Helle L. Just1, Mette Deleuran1, Christian Vestergaard1, Bent Deleuran2 and Kristian Thestrup-Pedersen1

1Department of Dermatology, Aarhus University Hospital, Aarhus, and 2Department of Rheumatology, Institute of Medical Microbiology and Immunology, Aarhus University, Aarhus, Denmark

We used T-cell receptor excision circles (TREC) to evaluate thymic function in adult patients with atopic dermatitis and psoriasis. We observed that men, but not women, with atopic dermatitis had a significantly faster decline in TREC content with increasing age compared with healthy men. In contrast, both men and women with psoriasis had significantly reduced TREC levels, which were, on average, only 30% of that of healthy persons. In atopic dermatitis the levels of TREC declined with increasing levels of IgE, disease intensity and extent of eczema. Furthermore, patients with atopic dermatitis showed signs of altered thymus function, as they had a significantly greater variation in TREC content measured over time than healthy controls, especially within the CD8+ T-cell subpopulation. Because both atopic dermatitis and psoriasis patients have an increased number of T-cells, this indicates that atopic dermatitis patients can have compensatory emissions of thymic emigrants, whereas psoriatic patients do not, thus supporting different thymic function in these two diseases. Key words: T cells; thymus; atopic dermatitis; psoriasis.

(Accepted June 5, 2008.)

Acta Derm Venereol 2008; 88: 566–572.

Kristian Thestrup-Pedersen, Nygade 4, 1, DK-4800 Nykobing F, Denmark. E-mail: ktp56@hotmail.com

Atopic dermatitis (AD) is a disorder with accumulation of activated T cells in the skin and, in some patients, increased IgE production leading to type I allergies to environmental allergens (1). We have demonstrated a significant increase in thymic volume in infants and children with active AD, an increased number of lymphocytes in the skin, an increased telomerase activity and shortened telomere length in T cells both in blood and skin, and an increased number of double-positive CD4+CD8+ T cells in peripheral blood (2–5). These results suggest that patients with AD have a dysregulation of thymic T-cell selection and emission (6) and increased T-cell turn-over in the peripheral immune system.

Apart from their role in AD, T cells play a major role in the pathogenesis of psoriasis (7). The predominance of CD8+ T cells in the epidermis is a striking feature of psoriasis, while CD4+ T cells are predominant in the upper dermis (8).

The thymus is most active early in life and plays a central role for a continued, controlled emission of T cells, referred to as recent thymic emigrants (RTEs). In order to evaluate thymic function in patients with AD and psoriasis and because of a lack of phenotypic markers for RTEs, we measured T-cell receptor excision circles (TREC) among CD4+ and CD8+ T-cell subsets in blood.
□ □ □ □ □
**Actions to take:**
a - Reproduce the passage on thymic function in atopic dermatitis and psoriasis word for word, everything from "(Accepted June 5, 2008.)" down to "peripheral immune system.".
b - Summarize the passage on thymic function in atopic dermatitis and psoriasis in two sentences.
□ □ □ □ □
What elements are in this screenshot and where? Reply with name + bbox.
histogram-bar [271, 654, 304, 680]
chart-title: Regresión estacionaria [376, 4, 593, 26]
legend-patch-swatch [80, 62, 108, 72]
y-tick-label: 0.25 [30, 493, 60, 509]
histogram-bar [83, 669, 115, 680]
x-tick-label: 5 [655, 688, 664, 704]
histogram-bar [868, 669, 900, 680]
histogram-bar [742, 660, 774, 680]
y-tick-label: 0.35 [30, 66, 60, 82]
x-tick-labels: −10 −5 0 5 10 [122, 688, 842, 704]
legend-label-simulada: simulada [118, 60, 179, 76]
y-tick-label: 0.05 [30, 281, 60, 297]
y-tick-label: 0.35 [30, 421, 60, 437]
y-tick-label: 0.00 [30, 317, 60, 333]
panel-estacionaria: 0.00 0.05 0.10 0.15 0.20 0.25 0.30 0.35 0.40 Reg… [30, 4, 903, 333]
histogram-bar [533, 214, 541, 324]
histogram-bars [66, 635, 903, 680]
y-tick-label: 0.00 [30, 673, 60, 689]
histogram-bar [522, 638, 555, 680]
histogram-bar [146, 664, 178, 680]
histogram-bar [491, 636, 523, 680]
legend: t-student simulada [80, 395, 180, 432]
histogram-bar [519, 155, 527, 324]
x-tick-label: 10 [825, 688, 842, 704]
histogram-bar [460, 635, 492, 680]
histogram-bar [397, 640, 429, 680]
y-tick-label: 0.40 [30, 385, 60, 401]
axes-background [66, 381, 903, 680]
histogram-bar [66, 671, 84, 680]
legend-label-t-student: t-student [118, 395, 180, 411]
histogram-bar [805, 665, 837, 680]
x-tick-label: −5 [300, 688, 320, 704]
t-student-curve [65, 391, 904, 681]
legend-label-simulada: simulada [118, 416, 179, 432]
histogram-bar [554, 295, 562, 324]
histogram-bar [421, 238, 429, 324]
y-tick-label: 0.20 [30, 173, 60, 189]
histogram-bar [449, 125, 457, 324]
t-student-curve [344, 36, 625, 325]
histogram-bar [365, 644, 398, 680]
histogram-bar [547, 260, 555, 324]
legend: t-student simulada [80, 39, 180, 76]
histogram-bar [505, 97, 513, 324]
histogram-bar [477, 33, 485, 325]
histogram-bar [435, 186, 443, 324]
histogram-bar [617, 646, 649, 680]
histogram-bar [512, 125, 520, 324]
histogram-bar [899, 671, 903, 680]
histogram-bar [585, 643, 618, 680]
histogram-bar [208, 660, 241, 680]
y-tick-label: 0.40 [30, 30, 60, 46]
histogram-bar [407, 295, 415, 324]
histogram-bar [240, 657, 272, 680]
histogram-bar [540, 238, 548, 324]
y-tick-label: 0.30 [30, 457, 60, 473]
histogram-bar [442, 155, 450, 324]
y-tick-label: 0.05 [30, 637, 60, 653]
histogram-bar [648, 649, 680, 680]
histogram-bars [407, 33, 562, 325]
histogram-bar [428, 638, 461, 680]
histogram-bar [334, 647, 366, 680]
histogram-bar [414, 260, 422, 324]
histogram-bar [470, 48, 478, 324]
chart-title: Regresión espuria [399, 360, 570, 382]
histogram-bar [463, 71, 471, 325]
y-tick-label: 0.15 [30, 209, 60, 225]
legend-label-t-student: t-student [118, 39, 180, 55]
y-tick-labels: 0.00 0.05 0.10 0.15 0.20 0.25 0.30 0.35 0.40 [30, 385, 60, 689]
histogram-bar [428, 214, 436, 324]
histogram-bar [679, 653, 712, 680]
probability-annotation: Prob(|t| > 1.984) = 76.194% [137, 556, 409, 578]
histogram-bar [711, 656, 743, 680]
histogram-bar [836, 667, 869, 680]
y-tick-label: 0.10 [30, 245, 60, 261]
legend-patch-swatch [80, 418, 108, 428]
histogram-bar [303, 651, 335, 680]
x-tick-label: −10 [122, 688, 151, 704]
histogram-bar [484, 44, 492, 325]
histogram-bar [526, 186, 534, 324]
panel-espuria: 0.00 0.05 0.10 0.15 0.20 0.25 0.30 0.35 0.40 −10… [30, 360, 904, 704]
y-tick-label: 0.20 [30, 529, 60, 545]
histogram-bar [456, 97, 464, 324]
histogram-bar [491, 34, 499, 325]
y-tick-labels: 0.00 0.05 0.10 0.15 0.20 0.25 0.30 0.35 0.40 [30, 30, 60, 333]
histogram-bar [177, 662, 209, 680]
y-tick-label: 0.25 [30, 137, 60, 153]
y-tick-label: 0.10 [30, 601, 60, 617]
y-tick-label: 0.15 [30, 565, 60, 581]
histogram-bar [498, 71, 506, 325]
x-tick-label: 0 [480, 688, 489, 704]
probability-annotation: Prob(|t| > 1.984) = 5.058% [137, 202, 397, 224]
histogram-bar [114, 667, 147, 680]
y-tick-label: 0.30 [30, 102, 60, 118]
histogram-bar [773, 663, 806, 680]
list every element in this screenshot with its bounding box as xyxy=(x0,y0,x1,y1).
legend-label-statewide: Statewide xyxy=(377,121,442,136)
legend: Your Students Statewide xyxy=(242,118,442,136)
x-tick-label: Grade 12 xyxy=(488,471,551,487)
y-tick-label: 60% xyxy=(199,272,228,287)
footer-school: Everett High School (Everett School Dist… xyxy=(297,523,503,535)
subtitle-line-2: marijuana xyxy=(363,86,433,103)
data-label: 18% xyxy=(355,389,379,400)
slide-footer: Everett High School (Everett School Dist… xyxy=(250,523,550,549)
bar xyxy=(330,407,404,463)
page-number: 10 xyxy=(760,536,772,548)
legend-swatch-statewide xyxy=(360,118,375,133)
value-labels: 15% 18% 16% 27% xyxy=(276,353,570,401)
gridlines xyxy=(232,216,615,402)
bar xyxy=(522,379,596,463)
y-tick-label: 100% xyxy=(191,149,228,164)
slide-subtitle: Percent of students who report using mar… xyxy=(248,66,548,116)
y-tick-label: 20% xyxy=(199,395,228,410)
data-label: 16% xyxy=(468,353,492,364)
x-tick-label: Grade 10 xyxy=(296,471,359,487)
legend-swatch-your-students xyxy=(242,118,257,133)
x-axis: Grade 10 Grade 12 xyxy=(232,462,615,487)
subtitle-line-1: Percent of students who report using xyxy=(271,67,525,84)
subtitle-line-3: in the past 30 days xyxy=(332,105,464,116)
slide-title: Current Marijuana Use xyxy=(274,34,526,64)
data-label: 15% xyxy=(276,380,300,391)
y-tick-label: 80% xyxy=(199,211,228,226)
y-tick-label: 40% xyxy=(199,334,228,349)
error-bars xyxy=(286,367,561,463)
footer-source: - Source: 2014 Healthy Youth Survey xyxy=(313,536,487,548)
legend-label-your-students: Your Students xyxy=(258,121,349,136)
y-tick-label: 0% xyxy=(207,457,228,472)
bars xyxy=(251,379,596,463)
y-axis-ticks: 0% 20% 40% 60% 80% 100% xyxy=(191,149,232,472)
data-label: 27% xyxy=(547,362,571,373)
□ □ □ □ □
**Answers by item:**
a -
(Accepted June 5, 2008.)

Acta Derm Venereol 2008; 88: 566–572.

Kristian Thestrup-Pedersen, Nygade 4, 1, DK-4800 Nykobing F, Denmark. E-mail: ktp56@hotmail.com

Atopic dermatitis (AD) is a disorder with accumulation of activated T cells in the skin and, in some patients, increased IgE production leading to type I allergies to environmental allergens (1). We have demonstrated a significant increase in thymic volume in infants and children with active AD, an increased number of lymphocytes in the skin, an increased telomerase activity and shortened telomere length in T cells both in blood and skin, and an increased number of double-positive CD4+CD8+ T cells in peripheral blood (2–5). These results suggest that patients with AD have a dysregulation of thymic T-cell selection and emission (6) and increased T-cell turn-over in the peripheral immune system.

b - Measuring T-cell receptor excision circles (TREC) to assess thymic function, the researchers found that men with atopic dermatitis lost TREC faster with age than healthy men, while patients of both sexes with psoriasis had TREC levels averaging only 30% of healthy persons'. In atopic dermatitis, TREC fell with rising IgE, disease intensity and eczema extent, and varied more over time than in controls, which suggests compensatory thymic emission in atopic dermatitis but not in psoriasis.